BEGIN INPUT MATERIAL

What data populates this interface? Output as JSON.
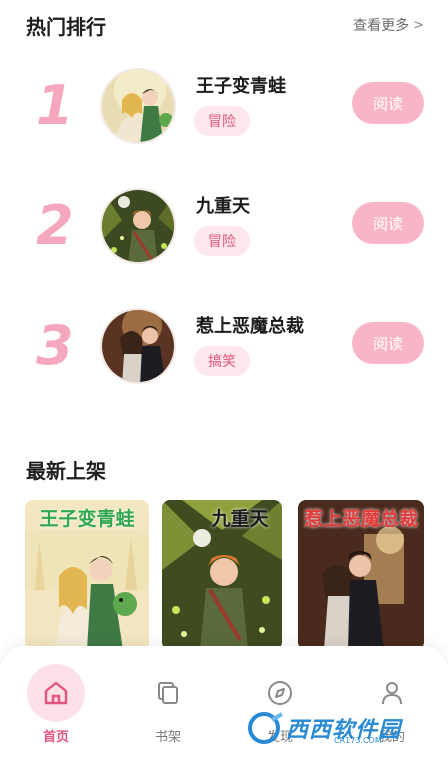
{
  "hot_section": {
    "title": "热门排行",
    "more": "查看更多"
  },
  "rankings": [
    {
      "rank": "1",
      "title": "王子变青蛙",
      "genre": "冒险",
      "action": "阅读"
    },
    {
      "rank": "2",
      "title": "九重天",
      "genre": "冒险",
      "action": "阅读"
    },
    {
      "rank": "3",
      "title": "惹上恶魔总裁",
      "genre": "搞笑",
      "action": "阅读"
    }
  ],
  "new_section": {
    "title": "最新上架",
    "cards": [
      {
        "title": "王子变青蛙",
        "title_color": "#2fa84f"
      },
      {
        "title": "九重天",
        "title_color": "#1b1b1b"
      },
      {
        "title": "惹上恶魔总裁",
        "title_color": "#e23b3b"
      }
    ]
  },
  "bottom_nav": [
    {
      "label": "首页",
      "icon": "home-icon",
      "active": true
    },
    {
      "label": "书架",
      "icon": "bookshelf-icon",
      "active": false
    },
    {
      "label": "发现",
      "icon": "compass-icon",
      "active": false
    },
    {
      "label": "我的",
      "icon": "user-icon",
      "active": false
    }
  ],
  "watermark": {
    "text": "西西软件园",
    "sub": "CR173.COM"
  },
  "colors": {
    "accent": "#e2557e",
    "rank_number": "#f4a7bd",
    "read_button": "#f8b5c7",
    "tag_bg": "#fde6ec"
  }
}
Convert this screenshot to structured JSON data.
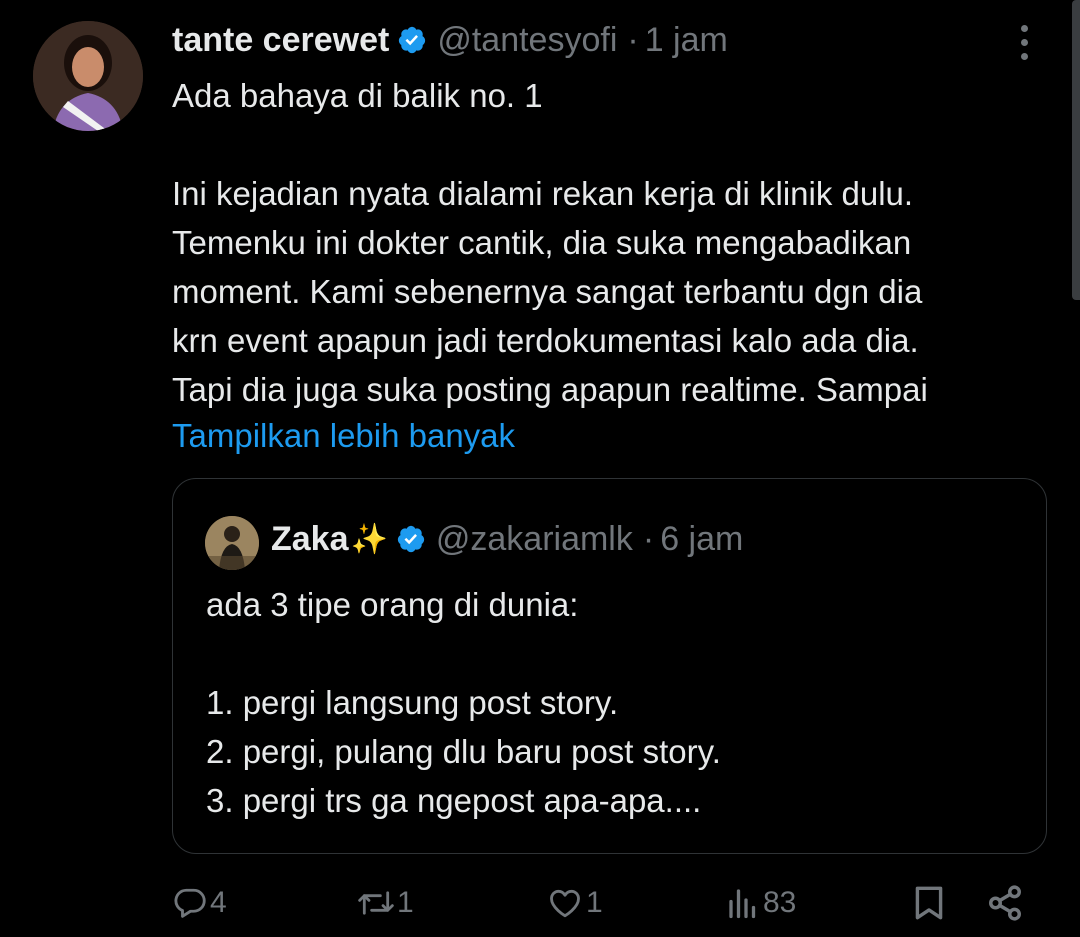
{
  "post": {
    "author_name": "tante cerewet",
    "handle": "@tantesyofi",
    "separator": "·",
    "time": "1 jam",
    "text_lines": [
      "Ada bahaya di balik no. 1",
      "",
      "Ini kejadian nyata dialami rekan kerja di klinik dulu.",
      "Temenku ini dokter cantik, dia suka mengabadikan",
      "moment. Kami sebenernya sangat terbantu dgn dia",
      "krn event apapun jadi terdokumentasi kalo ada dia.",
      "Tapi dia juga suka posting apapun realtime. Sampai"
    ],
    "show_more": "Tampilkan lebih banyak"
  },
  "quoted": {
    "author_name": "Zaka",
    "emoji": "✨",
    "handle": "@zakariamlk",
    "separator": "·",
    "time": "6 jam",
    "text_lines": [
      "ada 3 tipe orang di dunia:",
      "",
      "1. pergi langsung post story.",
      "2. pergi, pulang dlu baru post story.",
      "3. pergi trs ga ngepost apa-apa...."
    ]
  },
  "actions": {
    "replies": "4",
    "reposts": "1",
    "likes": "1",
    "views": "83"
  },
  "colors": {
    "background": "#000000",
    "text": "#e7e9ea",
    "secondary": "#71767b",
    "link": "#1d9bf0",
    "verified": "#1d9bf0",
    "border": "#2f3336"
  },
  "icons": [
    "verified-badge-icon",
    "more-icon",
    "reply-icon",
    "repost-icon",
    "like-icon",
    "views-icon",
    "bookmark-icon",
    "share-icon"
  ]
}
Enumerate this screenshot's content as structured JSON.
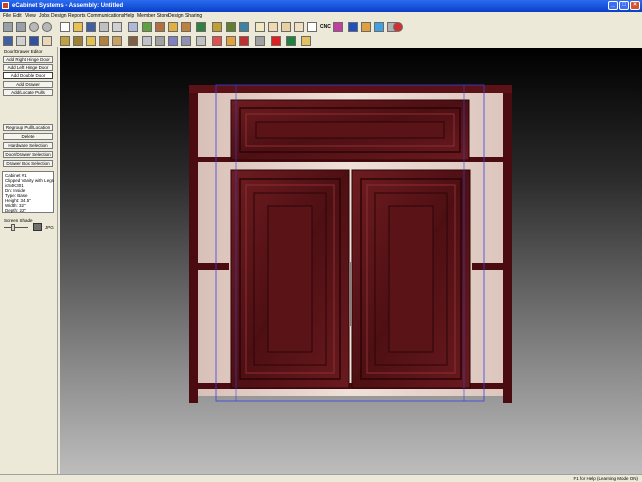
{
  "window": {
    "title": "eCabinet Systems - Assembly: Untitled",
    "minimize": "_",
    "maximize": "□",
    "close": "×"
  },
  "menu": [
    "File",
    "Edit",
    "View",
    "Jobs",
    "Design",
    "Reports",
    "Communications",
    "Help",
    "Member Store",
    "Design Sharing"
  ],
  "toolbar": {
    "cnc_label": "CNC"
  },
  "left_panel": {
    "editor_title": "Door/Drawer Editor",
    "buttons": [
      {
        "label": "Add Right Hinge Door"
      },
      {
        "label": "Add Left Hinge Door"
      },
      {
        "label": "Add Double Door"
      },
      {
        "label": "Add Drawer"
      },
      {
        "label": "Add/Locate Pulls"
      }
    ],
    "buttons2": [
      {
        "label": "Regroup Pull/Location"
      },
      {
        "label": "Delete"
      },
      {
        "label": "Hardware Selection"
      },
      {
        "label": "Door/Drawer Selection"
      },
      {
        "label": "Drawer Box Selection"
      }
    ],
    "info": [
      "Cabinet #1",
      "Clipped Vanity with Legs",
      "ic54K301",
      "Dn: Inside",
      "Type: Base",
      "Height: 34.5\"",
      "Width: 32\"",
      "Depth: 22\""
    ],
    "shade_label": "Screen Shade",
    "jpg_label": "JPG"
  },
  "status": {
    "text": "F1 for Help (Learning Mode ON)"
  },
  "colors": {
    "wood": "#5e1418",
    "wood_dark": "#3a0709",
    "wood_light": "#7a2428",
    "maple": "#e6d4cc",
    "outline": "#3a40e0"
  }
}
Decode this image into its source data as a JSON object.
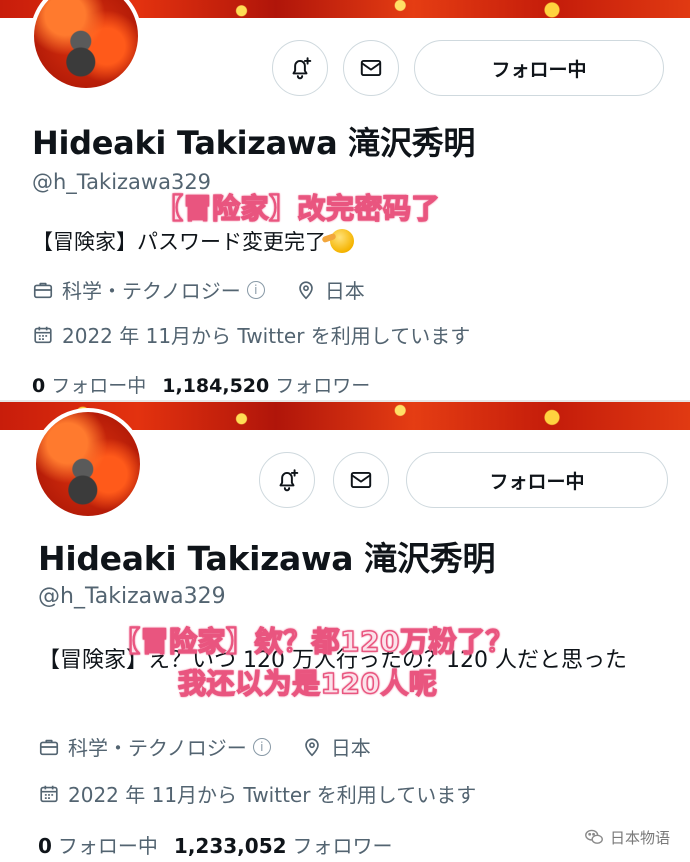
{
  "profiles": [
    {
      "name": "Hideaki Takizawa 滝沢秀明",
      "handle": "@h_Takizawa329",
      "follow_label": "フォロー中",
      "bio": "【冒険家】パスワード変更完了",
      "overlay_lines": [
        "【冒险家】改完密码了"
      ],
      "category": "科学・テクノロジー",
      "location": "日本",
      "joined": "2022 年 11月から Twitter を利用しています",
      "following_count": "0",
      "following_label": "フォロー中",
      "followers_count": "1,184,520",
      "followers_label": "フォロワー"
    },
    {
      "name": "Hideaki Takizawa 滝沢秀明",
      "handle": "@h_Takizawa329",
      "follow_label": "フォロー中",
      "bio": "【冒険家】え？いつ 120 万人行ったの？120 人だと思った",
      "overlay_lines": [
        "【冒险家】欸？都120万粉了？",
        "我还以为是120人呢"
      ],
      "category": "科学・テクノロジー",
      "location": "日本",
      "joined": "2022 年 11月から Twitter を利用しています",
      "following_count": "0",
      "following_label": "フォロー中",
      "followers_count": "1,233,052",
      "followers_label": "フォロワー"
    }
  ],
  "watermark": "日本物语",
  "icons": {
    "notify": "bell-plus-icon",
    "message": "envelope-icon",
    "category": "briefcase-icon",
    "info": "info-icon",
    "location": "location-pin-icon",
    "calendar": "calendar-icon",
    "wechat": "wechat-icon"
  },
  "colors": {
    "overlay_stroke": "#e9557f",
    "banner": "#d42a0c",
    "muted_text": "#536471"
  }
}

END INPUT MATERIAL

Every line is to be duplicated exactly, though pictures stay out.

FINISHED TASK →
What data populates this interface? Output as JSON.
{
  "hot_section": {
    "title": "热门排行",
    "more": "查看更多"
  },
  "rankings": [
    {
      "rank": "1",
      "title": "王子变青蛙",
      "genre": "冒险",
      "action": "阅读"
    },
    {
      "rank": "2",
      "title": "九重天",
      "genre": "冒险",
      "action": "阅读"
    },
    {
      "rank": "3",
      "title": "惹上恶魔总裁",
      "genre": "搞笑",
      "action": "阅读"
    }
  ],
  "new_section": {
    "title": "最新上架",
    "cards": [
      {
        "title": "王子变青蛙",
        "title_color": "#2fa84f"
      },
      {
        "title": "九重天",
        "title_color": "#1b1b1b"
      },
      {
        "title": "惹上恶魔总裁",
        "title_color": "#e23b3b"
      }
    ]
  },
  "bottom_nav": [
    {
      "label": "首页",
      "icon": "home-icon",
      "active": true
    },
    {
      "label": "书架",
      "icon": "bookshelf-icon",
      "active": false
    },
    {
      "label": "发现",
      "icon": "compass-icon",
      "active": false
    },
    {
      "label": "我的",
      "icon": "user-icon",
      "active": false
    }
  ],
  "watermark": {
    "text": "西西软件园",
    "sub": "CR173.COM"
  },
  "colors": {
    "accent": "#e2557e",
    "rank_number": "#f4a7bd",
    "read_button": "#f8b5c7",
    "tag_bg": "#fde6ec"
  }
}
Convert this screenshot to structured JSON data.
{
  "post": {
    "author_name": "tante cerewet",
    "handle": "@tantesyofi",
    "separator": "·",
    "time": "1 jam",
    "text_lines": [
      "Ada bahaya di balik no. 1",
      "",
      "Ini kejadian nyata dialami rekan kerja di klinik dulu.",
      "Temenku ini dokter cantik, dia suka mengabadikan",
      "moment. Kami sebenernya sangat terbantu dgn dia",
      "krn event apapun jadi terdokumentasi kalo ada dia.",
      "Tapi dia juga suka posting apapun realtime. Sampai"
    ],
    "show_more": "Tampilkan lebih banyak"
  },
  "quoted": {
    "author_name": "Zaka",
    "emoji": "✨",
    "handle": "@zakariamlk",
    "separator": "·",
    "time": "6 jam",
    "text_lines": [
      "ada 3 tipe orang di dunia:",
      "",
      "1. pergi langsung post story.",
      "2. pergi, pulang dlu baru post story.",
      "3. pergi trs ga ngepost apa-apa...."
    ]
  },
  "actions": {
    "replies": "4",
    "reposts": "1",
    "likes": "1",
    "views": "83"
  },
  "colors": {
    "background": "#000000",
    "text": "#e7e9ea",
    "secondary": "#71767b",
    "link": "#1d9bf0",
    "verified": "#1d9bf0",
    "border": "#2f3336"
  },
  "icons": [
    "verified-badge-icon",
    "more-icon",
    "reply-icon",
    "repost-icon",
    "like-icon",
    "views-icon",
    "bookmark-icon",
    "share-icon"
  ]
}
Enumerate this screenshot's content as structured JSON.
{
  "window": {
    "title": "eCabinet Systems - Assembly: Untitled",
    "minimize": "_",
    "maximize": "□",
    "close": "×"
  },
  "menu": [
    "File",
    "Edit",
    "View",
    "Jobs",
    "Design",
    "Reports",
    "Communications",
    "Help",
    "Member Store",
    "Design Sharing"
  ],
  "toolbar": {
    "cnc_label": "CNC"
  },
  "left_panel": {
    "editor_title": "Door/Drawer Editor",
    "buttons": [
      {
        "label": "Add Right Hinge Door"
      },
      {
        "label": "Add Left Hinge Door"
      },
      {
        "label": "Add Double Door"
      },
      {
        "label": "Add Drawer"
      },
      {
        "label": "Add/Locate Pulls"
      }
    ],
    "buttons2": [
      {
        "label": "Regroup Pull/Location"
      },
      {
        "label": "Delete"
      },
      {
        "label": "Hardware Selection"
      },
      {
        "label": "Door/Drawer Selection"
      },
      {
        "label": "Drawer Box Selection"
      }
    ],
    "info": [
      "Cabinet #1",
      "Clipped Vanity with Legs",
      "ic54K301",
      "Dn: Inside",
      "Type: Base",
      "Height: 34.5\"",
      "Width: 32\"",
      "Depth: 22\""
    ],
    "shade_label": "Screen Shade",
    "jpg_label": "JPG"
  },
  "status": {
    "text": "F1 for Help (Learning Mode ON)"
  },
  "colors": {
    "wood": "#5e1418",
    "wood_dark": "#3a0709",
    "wood_light": "#7a2428",
    "maple": "#e6d4cc",
    "outline": "#3a40e0"
  }
}
Decode this image into its source data as a JSON object.
{
  "profiles": [
    {
      "name": "Hideaki Takizawa 滝沢秀明",
      "handle": "@h_Takizawa329",
      "follow_label": "フォロー中",
      "bio": "【冒険家】パスワード変更完了",
      "overlay_lines": [
        "【冒险家】改完密码了"
      ],
      "category": "科学・テクノロジー",
      "location": "日本",
      "joined": "2022 年 11月から Twitter を利用しています",
      "following_count": "0",
      "following_label": "フォロー中",
      "followers_count": "1,184,520",
      "followers_label": "フォロワー"
    },
    {
      "name": "Hideaki Takizawa 滝沢秀明",
      "handle": "@h_Takizawa329",
      "follow_label": "フォロー中",
      "bio": "【冒険家】え？いつ 120 万人行ったの？120 人だと思った",
      "overlay_lines": [
        "【冒险家】欸？都120万粉了？",
        "我还以为是120人呢"
      ],
      "category": "科学・テクノロジー",
      "location": "日本",
      "joined": "2022 年 11月から Twitter を利用しています",
      "following_count": "0",
      "following_label": "フォロー中",
      "followers_count": "1,233,052",
      "followers_label": "フォロワー"
    }
  ],
  "watermark": "日本物语",
  "icons": {
    "notify": "bell-plus-icon",
    "message": "envelope-icon",
    "category": "briefcase-icon",
    "info": "info-icon",
    "location": "location-pin-icon",
    "calendar": "calendar-icon",
    "wechat": "wechat-icon"
  },
  "colors": {
    "overlay_stroke": "#e9557f",
    "banner": "#d42a0c",
    "muted_text": "#536471"
  }
}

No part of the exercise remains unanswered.